Instructions for the task: Convert every line in the entries below into a numbered list, omitting any blank lines.

>> Begin Material for the task

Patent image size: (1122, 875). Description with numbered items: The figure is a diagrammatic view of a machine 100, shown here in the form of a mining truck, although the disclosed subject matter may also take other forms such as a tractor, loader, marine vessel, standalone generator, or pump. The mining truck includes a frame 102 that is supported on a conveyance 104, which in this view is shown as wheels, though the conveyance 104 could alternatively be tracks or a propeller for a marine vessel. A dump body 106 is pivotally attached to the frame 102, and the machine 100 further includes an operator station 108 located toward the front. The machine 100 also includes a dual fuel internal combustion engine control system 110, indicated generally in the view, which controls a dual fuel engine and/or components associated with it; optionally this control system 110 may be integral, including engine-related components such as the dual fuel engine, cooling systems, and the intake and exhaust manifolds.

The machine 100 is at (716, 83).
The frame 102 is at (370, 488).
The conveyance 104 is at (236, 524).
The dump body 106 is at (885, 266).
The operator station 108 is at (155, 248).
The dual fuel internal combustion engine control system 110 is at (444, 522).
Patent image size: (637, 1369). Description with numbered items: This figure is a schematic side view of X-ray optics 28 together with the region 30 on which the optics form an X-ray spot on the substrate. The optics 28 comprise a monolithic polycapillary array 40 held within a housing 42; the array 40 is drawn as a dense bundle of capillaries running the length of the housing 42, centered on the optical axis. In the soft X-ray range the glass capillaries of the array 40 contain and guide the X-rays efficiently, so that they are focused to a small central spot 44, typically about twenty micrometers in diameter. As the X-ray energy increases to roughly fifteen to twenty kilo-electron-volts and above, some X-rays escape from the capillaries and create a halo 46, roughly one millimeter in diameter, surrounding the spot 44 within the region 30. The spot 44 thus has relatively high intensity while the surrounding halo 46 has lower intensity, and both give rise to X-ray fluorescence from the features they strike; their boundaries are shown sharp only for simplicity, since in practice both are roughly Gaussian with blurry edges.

>> End Material for the task

Result of this task:
1. Patent image size: (1122, 875). Description with numbered items: The figure is a diagrammatic view of a machine 100, shown here in the form of a mining truck, although the disclosed subject matter may also take other forms such as a tractor, loader, marine vessel, standalone generator, or pump. The mining truck includes a frame 102 that is supported on a conveyance 104, which in this view is shown as wheels, though the conveyance 104 could alternatively be tracks or a propeller for a marine vessel. A dump body 106 is pivotally attached to the frame 102, and the machine 100 further includes an operator station 108 located toward the front. The machine 100 also includes a dual fuel internal combustion engine control system 110, indicated generally in the view, which controls a dual fuel engine and/or components associated with it; optionally this control system 110 may be integral, including engine-related components such as the dual fuel engine, cooling systems, and the intake and exhaust manifolds.
2. The machine 100 is at (716, 83).
3. The frame 102 is at (370, 488).
4. The conveyance 104 is at (236, 524).
5. The dump body 106 is at (885, 266).
6. The operator station 108 is at (155, 248).
7. The dual fuel internal combustion engine control system 110 is at (444, 522).
8. Patent image size: (637, 1369). Description with numbered items: This figure is a schematic side view of X-ray optics 28 together with the region 30 on which the optics form an X-ray spot on the substrate. The optics 28 comprise a monolithic polycapillary array 40 held within a housing 42; the array 40 is drawn as a dense bundle of capillaries running the length of the housing 42, centered on the optical axis. In the soft X-ray range the glass capillaries of the array 40 contain and guide the X-rays efficiently, so that they are focused to a small central spot 44, typically about twenty micrometers in diameter. As the X-ray energy increases to roughly fifteen to twenty kilo-electron-volts and above, some X-rays escape from the capillaries and create a halo 46, roughly one millimeter in diameter, surrounding the spot 44 within the region 30. The spot 44 thus has relatively high intensity while the surrounding halo 46 has lower intensity, and both give rise to X-ray fluorescence from the features they strike; their boundaries are shown sharp only for simplicity, since in practice both are roughly Gaussian with blurry edges.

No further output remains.